◆ **To be done**:
Copy out the data exactly, leaving the pictures behind.

#### Provided data ####

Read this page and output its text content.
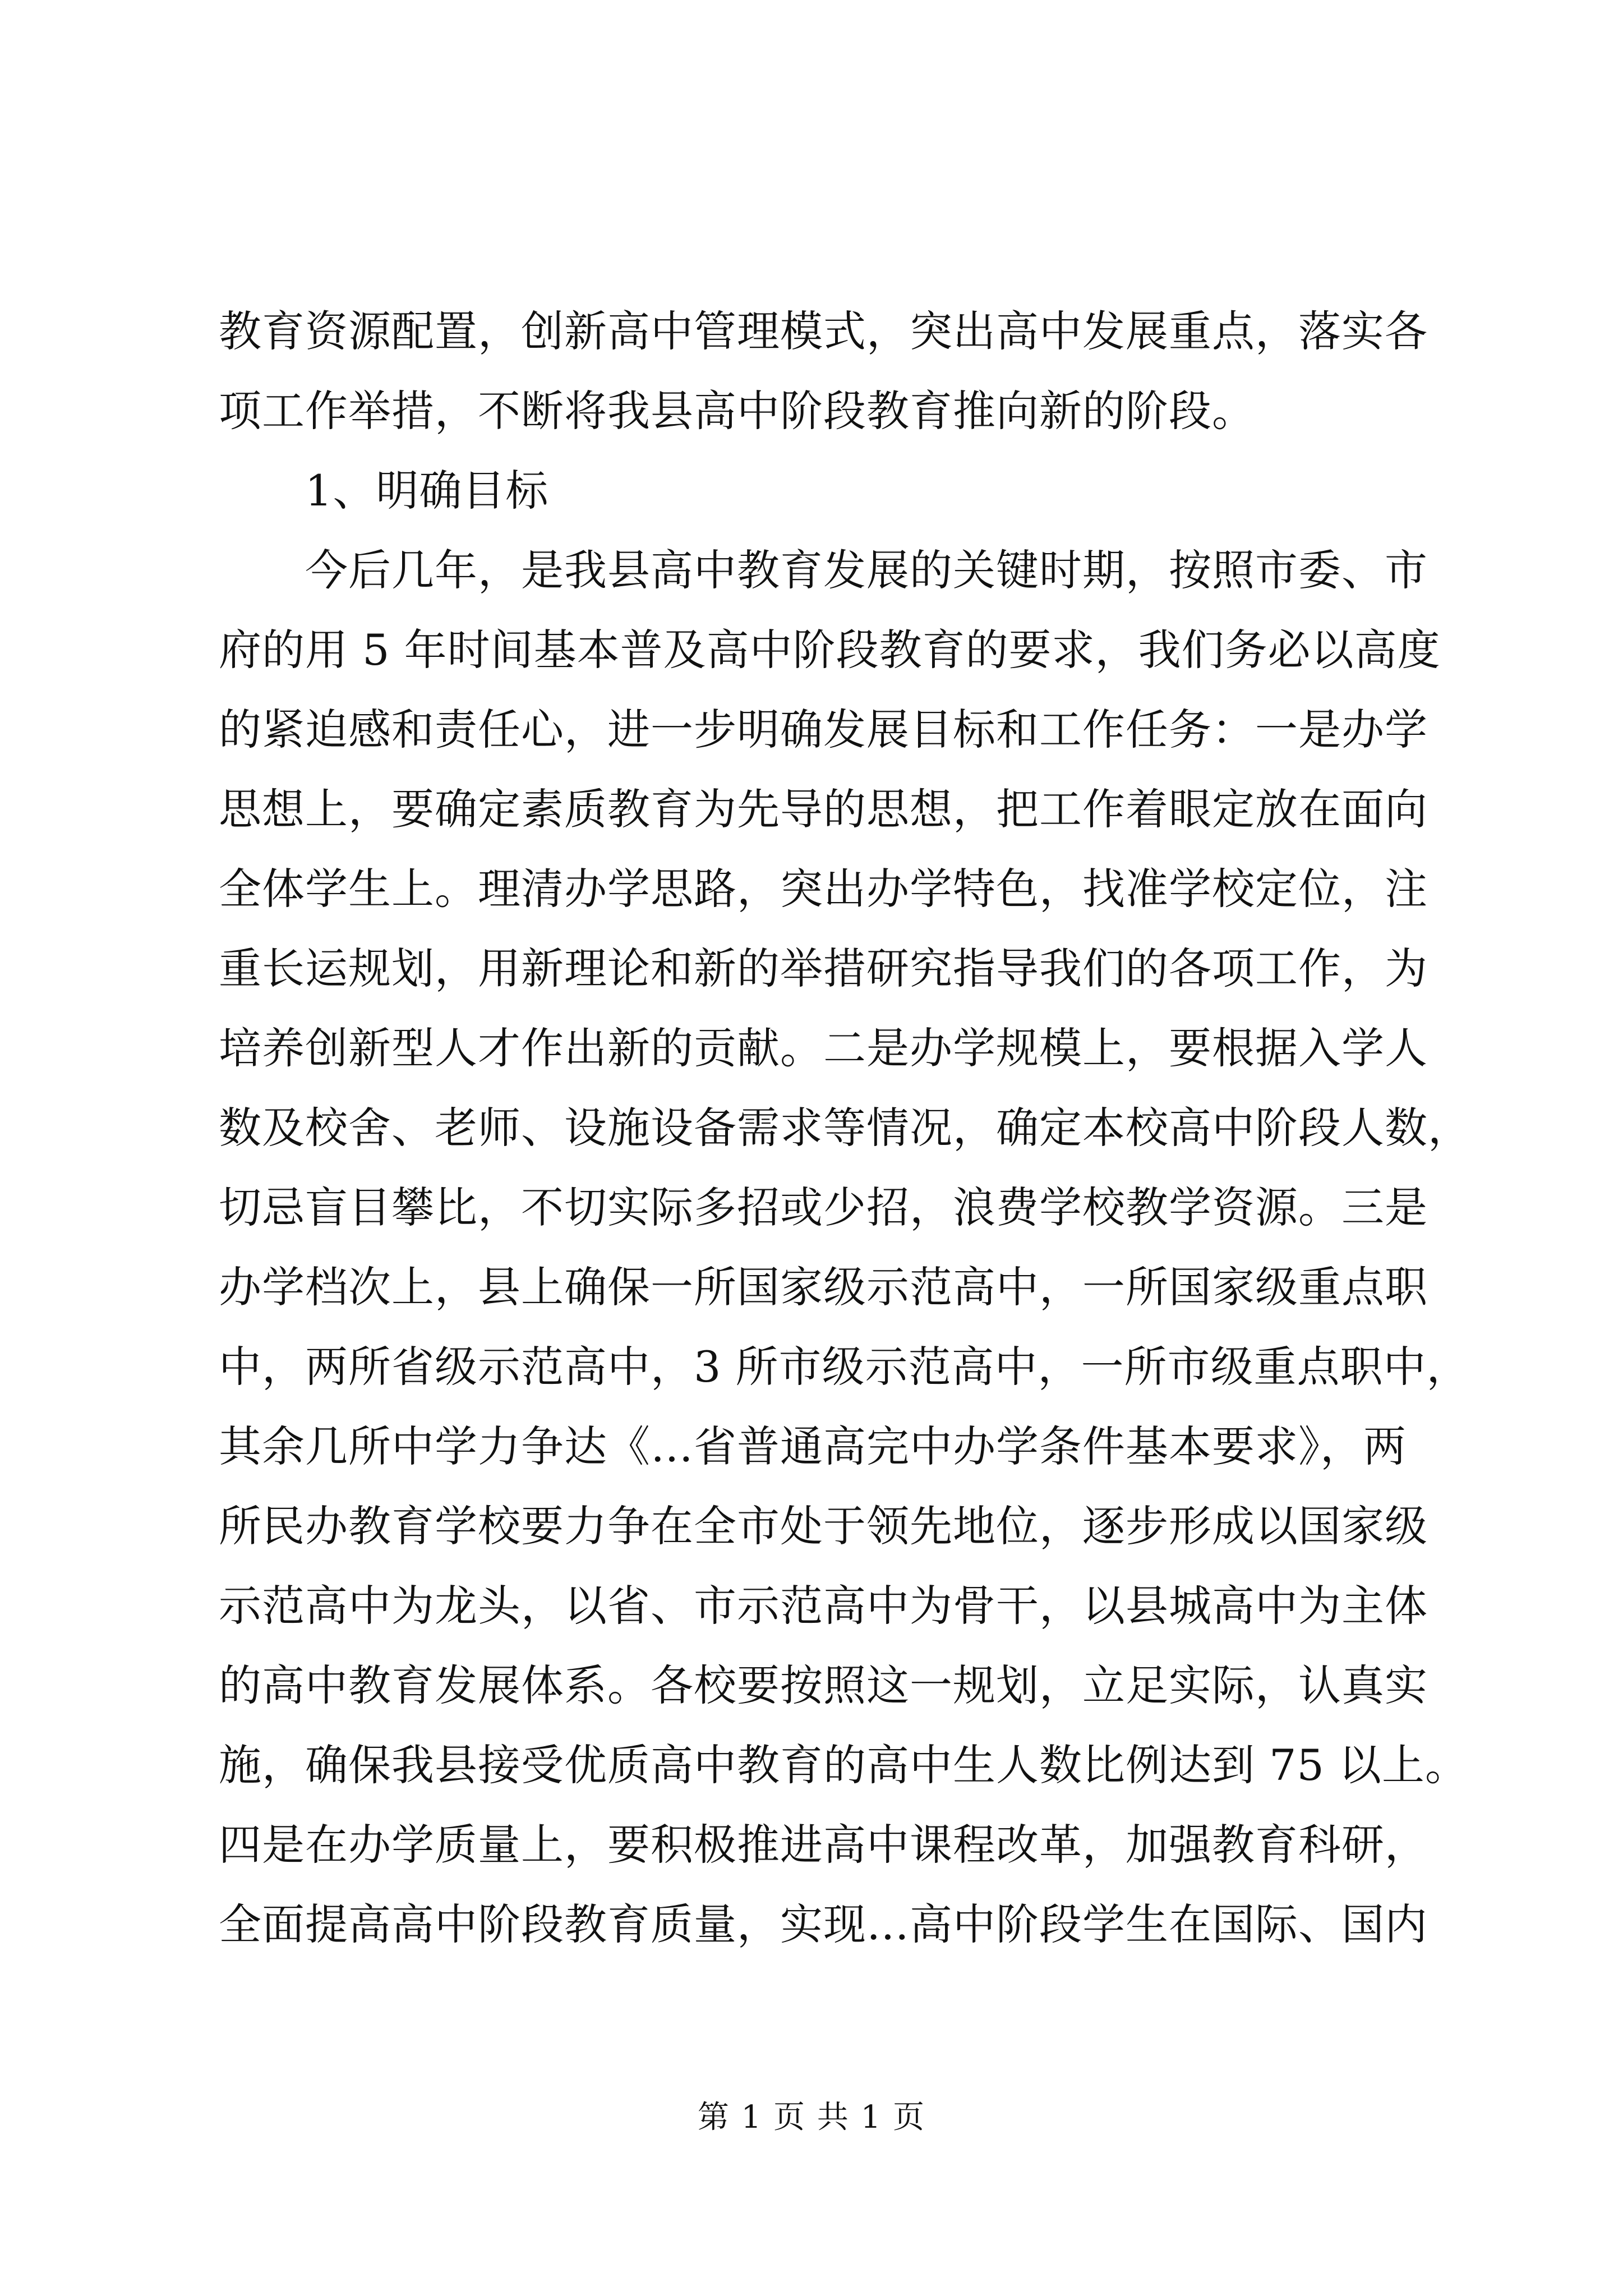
教育资源配置，创新高中管理模式，突出高中发展重点，落实各
项工作举措，不断将我县高中阶段教育推向新的阶段。
1、明确目标
今后几年，是我县高中教育发展的关键时期，按照市委、市
府的用 5 年时间基本普及高中阶段教育的要求，我们务必以高度
的紧迫感和责任心，进一步明确发展目标和工作任务：一是办学
思想上，要确定素质教育为先导的思想，把工作着眼定放在面向
全体学生上。理清办学思路，突出办学特色，找准学校定位，注
重长运规划，用新理论和新的举措研究指导我们的各项工作，为
培养创新型人才作出新的贡献。二是办学规模上，要根据入学人
数及校舍、老师、设施设备需求等情况，确定本校高中阶段人数，
切忌盲目攀比，不切实际多招或少招，浪费学校教学资源。三是
办学档次上，县上确保一所国家级示范高中，一所国家级重点职
中，两所省级示范高中，3 所市级示范高中，一所市级重点职中，
其余几所中学力争达《…省普通高完中办学条件基本要求》，两
所民办教育学校要力争在全市处于领先地位，逐步形成以国家级
示范高中为龙头，以省、市示范高中为骨干，以县城高中为主体
的高中教育发展体系。各校要按照这一规划，立足实际，认真实
施，确保我县接受优质高中教育的高中生人数比例达到 75 以上。
四是在办学质量上，要积极推进高中课程改革，加强教育科研，
全面提高高中阶段教育质量，实现…高中阶段学生在国际、国内
第 1 页 共 1 页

####

◆ **Correct response**:
Read this page and output its text content.
教育资源配置，创新高中管理模式，突出高中发展重点，落实各
项工作举措，不断将我县高中阶段教育推向新的阶段。
1、明确目标
今后几年，是我县高中教育发展的关键时期，按照市委、市
府的用 5 年时间基本普及高中阶段教育的要求，我们务必以高度
的紧迫感和责任心，进一步明确发展目标和工作任务：一是办学
思想上，要确定素质教育为先导的思想，把工作着眼定放在面向
全体学生上。理清办学思路，突出办学特色，找准学校定位，注
重长运规划，用新理论和新的举措研究指导我们的各项工作，为
培养创新型人才作出新的贡献。二是办学规模上，要根据入学人
数及校舍、老师、设施设备需求等情况，确定本校高中阶段人数，
切忌盲目攀比，不切实际多招或少招，浪费学校教学资源。三是
办学档次上，县上确保一所国家级示范高中，一所国家级重点职
中，两所省级示范高中，3 所市级示范高中，一所市级重点职中，
其余几所中学力争达《…省普通高完中办学条件基本要求》，两
所民办教育学校要力争在全市处于领先地位，逐步形成以国家级
示范高中为龙头，以省、市示范高中为骨干，以县城高中为主体
的高中教育发展体系。各校要按照这一规划，立足实际，认真实
施，确保我县接受优质高中教育的高中生人数比例达到 75 以上。
四是在办学质量上，要积极推进高中课程改革，加强教育科研，
全面提高高中阶段教育质量，实现…高中阶段学生在国际、国内
第 1 页 共 1 页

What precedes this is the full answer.